### THE INPUT
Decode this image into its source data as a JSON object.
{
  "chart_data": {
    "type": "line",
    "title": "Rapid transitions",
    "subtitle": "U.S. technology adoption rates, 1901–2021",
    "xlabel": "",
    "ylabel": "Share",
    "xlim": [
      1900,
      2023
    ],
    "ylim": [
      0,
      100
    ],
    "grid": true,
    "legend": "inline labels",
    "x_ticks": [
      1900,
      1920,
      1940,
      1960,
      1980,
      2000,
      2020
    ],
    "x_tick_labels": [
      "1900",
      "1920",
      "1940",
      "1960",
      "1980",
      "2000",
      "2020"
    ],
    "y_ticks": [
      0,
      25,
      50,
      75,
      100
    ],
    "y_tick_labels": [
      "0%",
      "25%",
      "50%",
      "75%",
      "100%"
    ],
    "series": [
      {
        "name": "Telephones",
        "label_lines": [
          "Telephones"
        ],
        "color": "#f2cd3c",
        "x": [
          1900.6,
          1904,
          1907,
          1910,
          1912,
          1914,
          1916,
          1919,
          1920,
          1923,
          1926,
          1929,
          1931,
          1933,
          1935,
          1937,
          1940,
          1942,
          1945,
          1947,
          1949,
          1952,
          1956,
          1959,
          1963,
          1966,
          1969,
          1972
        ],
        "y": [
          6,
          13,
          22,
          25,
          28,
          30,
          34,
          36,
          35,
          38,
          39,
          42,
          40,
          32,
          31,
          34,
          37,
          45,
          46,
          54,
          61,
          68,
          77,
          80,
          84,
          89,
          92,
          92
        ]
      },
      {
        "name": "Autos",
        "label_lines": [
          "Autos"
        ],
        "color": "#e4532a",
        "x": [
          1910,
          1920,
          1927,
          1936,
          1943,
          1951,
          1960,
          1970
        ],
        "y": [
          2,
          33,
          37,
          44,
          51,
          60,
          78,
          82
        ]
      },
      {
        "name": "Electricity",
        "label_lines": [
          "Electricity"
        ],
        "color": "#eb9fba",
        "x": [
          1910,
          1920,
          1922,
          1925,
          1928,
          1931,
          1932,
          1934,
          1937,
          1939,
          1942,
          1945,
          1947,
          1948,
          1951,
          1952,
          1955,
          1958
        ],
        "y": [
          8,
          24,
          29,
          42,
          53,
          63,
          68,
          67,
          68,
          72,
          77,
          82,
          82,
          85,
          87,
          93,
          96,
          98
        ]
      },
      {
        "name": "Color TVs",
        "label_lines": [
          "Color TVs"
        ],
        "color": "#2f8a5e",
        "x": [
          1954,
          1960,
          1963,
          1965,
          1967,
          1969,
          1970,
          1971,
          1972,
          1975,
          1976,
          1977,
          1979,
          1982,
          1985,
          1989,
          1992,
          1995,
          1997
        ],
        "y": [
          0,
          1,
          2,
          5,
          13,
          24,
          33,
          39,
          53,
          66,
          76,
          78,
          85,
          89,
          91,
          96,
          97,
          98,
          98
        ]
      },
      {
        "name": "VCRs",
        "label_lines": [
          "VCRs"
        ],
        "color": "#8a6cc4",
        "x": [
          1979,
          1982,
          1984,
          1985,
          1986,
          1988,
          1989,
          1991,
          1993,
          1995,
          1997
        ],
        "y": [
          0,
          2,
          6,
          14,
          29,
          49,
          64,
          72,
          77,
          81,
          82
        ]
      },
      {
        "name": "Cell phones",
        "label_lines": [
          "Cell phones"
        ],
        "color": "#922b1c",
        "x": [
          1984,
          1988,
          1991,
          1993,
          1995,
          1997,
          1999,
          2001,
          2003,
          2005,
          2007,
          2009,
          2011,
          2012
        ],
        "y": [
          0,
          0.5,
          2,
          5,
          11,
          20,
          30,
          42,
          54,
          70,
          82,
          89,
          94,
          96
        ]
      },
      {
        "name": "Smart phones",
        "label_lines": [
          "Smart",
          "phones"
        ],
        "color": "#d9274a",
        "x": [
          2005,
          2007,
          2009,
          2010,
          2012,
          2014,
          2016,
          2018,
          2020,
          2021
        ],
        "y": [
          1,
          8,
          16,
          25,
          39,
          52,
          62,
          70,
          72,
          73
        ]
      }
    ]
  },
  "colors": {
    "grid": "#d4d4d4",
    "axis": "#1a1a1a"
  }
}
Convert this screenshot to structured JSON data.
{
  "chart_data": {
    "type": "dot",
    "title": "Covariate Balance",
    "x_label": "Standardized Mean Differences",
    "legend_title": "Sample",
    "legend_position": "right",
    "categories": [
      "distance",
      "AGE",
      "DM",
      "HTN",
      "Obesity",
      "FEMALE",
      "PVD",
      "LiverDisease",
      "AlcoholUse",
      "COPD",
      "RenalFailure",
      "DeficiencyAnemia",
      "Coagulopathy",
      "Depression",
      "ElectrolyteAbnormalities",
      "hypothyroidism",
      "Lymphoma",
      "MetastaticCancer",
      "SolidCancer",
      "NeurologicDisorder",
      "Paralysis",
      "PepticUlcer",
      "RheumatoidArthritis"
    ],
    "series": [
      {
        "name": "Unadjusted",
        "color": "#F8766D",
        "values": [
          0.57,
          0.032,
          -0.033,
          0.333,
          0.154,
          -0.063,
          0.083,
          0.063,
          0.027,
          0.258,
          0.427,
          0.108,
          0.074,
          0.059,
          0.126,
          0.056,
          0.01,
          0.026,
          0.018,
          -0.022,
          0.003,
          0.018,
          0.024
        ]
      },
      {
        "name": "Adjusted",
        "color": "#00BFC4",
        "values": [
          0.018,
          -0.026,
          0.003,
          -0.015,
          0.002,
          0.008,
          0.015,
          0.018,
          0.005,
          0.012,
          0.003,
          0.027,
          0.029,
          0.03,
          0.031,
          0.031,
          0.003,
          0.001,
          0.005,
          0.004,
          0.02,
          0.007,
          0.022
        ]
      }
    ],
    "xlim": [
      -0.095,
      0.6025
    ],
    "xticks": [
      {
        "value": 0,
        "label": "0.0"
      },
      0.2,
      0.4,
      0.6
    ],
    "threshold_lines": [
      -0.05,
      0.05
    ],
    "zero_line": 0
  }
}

### INSTRUCTION
Quote every line of the data, word for word.

### FINAL ANSWER
Decode this image into its source data as a JSON object.
{
  "chart_data": {
    "type": "line",
    "title": "Rapid transitions",
    "subtitle": "U.S. technology adoption rates, 1901–2021",
    "xlabel": "",
    "ylabel": "Share",
    "xlim": [
      1900,
      2023
    ],
    "ylim": [
      0,
      100
    ],
    "grid": true,
    "legend": "inline labels",
    "x_ticks": [
      1900,
      1920,
      1940,
      1960,
      1980,
      2000,
      2020
    ],
    "x_tick_labels": [
      "1900",
      "1920",
      "1940",
      "1960",
      "1980",
      "2000",
      "2020"
    ],
    "y_ticks": [
      0,
      25,
      50,
      75,
      100
    ],
    "y_tick_labels": [
      "0%",
      "25%",
      "50%",
      "75%",
      "100%"
    ],
    "series": [
      {
        "name": "Telephones",
        "label_lines": [
          "Telephones"
        ],
        "color": "#f2cd3c",
        "x": [
          1900.6,
          1904,
          1907,
          1910,
          1912,
          1914,
          1916,
          1919,
          1920,
          1923,
          1926,
          1929,
          1931,
          1933,
          1935,
          1937,
          1940,
          1942,
          1945,
          1947,
          1949,
          1952,
          1956,
          1959,
          1963,
          1966,
          1969,
          1972
        ],
        "y": [
          6,
          13,
          22,
          25,
          28,
          30,
          34,
          36,
          35,
          38,
          39,
          42,
          40,
          32,
          31,
          34,
          37,
          45,
          46,
          54,
          61,
          68,
          77,
          80,
          84,
          89,
          92,
          92
        ]
      },
      {
        "name": "Autos",
        "label_lines": [
          "Autos"
        ],
        "color": "#e4532a",
        "x": [
          1910,
          1920,
          1927,
          1936,
          1943,
          1951,
          1960,
          1970
        ],
        "y": [
          2,
          33,
          37,
          44,
          51,
          60,
          78,
          82
        ]
      },
      {
        "name": "Electricity",
        "label_lines": [
          "Electricity"
        ],
        "color": "#eb9fba",
        "x": [
          1910,
          1920,
          1922,
          1925,
          1928,
          1931,
          1932,
          1934,
          1937,
          1939,
          1942,
          1945,
          1947,
          1948,
          1951,
          1952,
          1955,
          1958
        ],
        "y": [
          8,
          24,
          29,
          42,
          53,
          63,
          68,
          67,
          68,
          72,
          77,
          82,
          82,
          85,
          87,
          93,
          96,
          98
        ]
      },
      {
        "name": "Color TVs",
        "label_lines": [
          "Color TVs"
        ],
        "color": "#2f8a5e",
        "x": [
          1954,
          1960,
          1963,
          1965,
          1967,
          1969,
          1970,
          1971,
          1972,
          1975,
          1976,
          1977,
          1979,
          1982,
          1985,
          1989,
          1992,
          1995,
          1997
        ],
        "y": [
          0,
          1,
          2,
          5,
          13,
          24,
          33,
          39,
          53,
          66,
          76,
          78,
          85,
          89,
          91,
          96,
          97,
          98,
          98
        ]
      },
      {
        "name": "VCRs",
        "label_lines": [
          "VCRs"
        ],
        "color": "#8a6cc4",
        "x": [
          1979,
          1982,
          1984,
          1985,
          1986,
          1988,
          1989,
          1991,
          1993,
          1995,
          1997
        ],
        "y": [
          0,
          2,
          6,
          14,
          29,
          49,
          64,
          72,
          77,
          81,
          82
        ]
      },
      {
        "name": "Cell phones",
        "label_lines": [
          "Cell phones"
        ],
        "color": "#922b1c",
        "x": [
          1984,
          1988,
          1991,
          1993,
          1995,
          1997,
          1999,
          2001,
          2003,
          2005,
          2007,
          2009,
          2011,
          2012
        ],
        "y": [
          0,
          0.5,
          2,
          5,
          11,
          20,
          30,
          42,
          54,
          70,
          82,
          89,
          94,
          96
        ]
      },
      {
        "name": "Smart phones",
        "label_lines": [
          "Smart",
          "phones"
        ],
        "color": "#d9274a",
        "x": [
          2005,
          2007,
          2009,
          2010,
          2012,
          2014,
          2016,
          2018,
          2020,
          2021
        ],
        "y": [
          1,
          8,
          16,
          25,
          39,
          52,
          62,
          70,
          72,
          73
        ]
      }
    ]
  },
  "colors": {
    "grid": "#d4d4d4",
    "axis": "#1a1a1a"
  }
}
Convert this screenshot to structured JSON data.
{
  "chart_data": {
    "type": "dot",
    "title": "Covariate Balance",
    "x_label": "Standardized Mean Differences",
    "legend_title": "Sample",
    "legend_position": "right",
    "categories": [
      "distance",
      "AGE",
      "DM",
      "HTN",
      "Obesity",
      "FEMALE",
      "PVD",
      "LiverDisease",
      "AlcoholUse",
      "COPD",
      "RenalFailure",
      "DeficiencyAnemia",
      "Coagulopathy",
      "Depression",
      "ElectrolyteAbnormalities",
      "hypothyroidism",
      "Lymphoma",
      "MetastaticCancer",
      "SolidCancer",
      "NeurologicDisorder",
      "Paralysis",
      "PepticUlcer",
      "RheumatoidArthritis"
    ],
    "series": [
      {
        "name": "Unadjusted",
        "color": "#F8766D",
        "values": [
          0.57,
          0.032,
          -0.033,
          0.333,
          0.154,
          -0.063,
          0.083,
          0.063,
          0.027,
          0.258,
          0.427,
          0.108,
          0.074,
          0.059,
          0.126,
          0.056,
          0.01,
          0.026,
          0.018,
          -0.022,
          0.003,
          0.018,
          0.024
        ]
      },
      {
        "name": "Adjusted",
        "color": "#00BFC4",
        "values": [
          0.018,
          -0.026,
          0.003,
          -0.015,
          0.002,
          0.008,
          0.015,
          0.018,
          0.005,
          0.012,
          0.003,
          0.027,
          0.029,
          0.03,
          0.031,
          0.031,
          0.003,
          0.001,
          0.005,
          0.004,
          0.02,
          0.007,
          0.022
        ]
      }
    ],
    "xlim": [
      -0.095,
      0.6025
    ],
    "xticks": [
      {
        "value": 0,
        "label": "0.0"
      },
      0.2,
      0.4,
      0.6
    ],
    "threshold_lines": [
      -0.05,
      0.05
    ],
    "zero_line": 0
  }
}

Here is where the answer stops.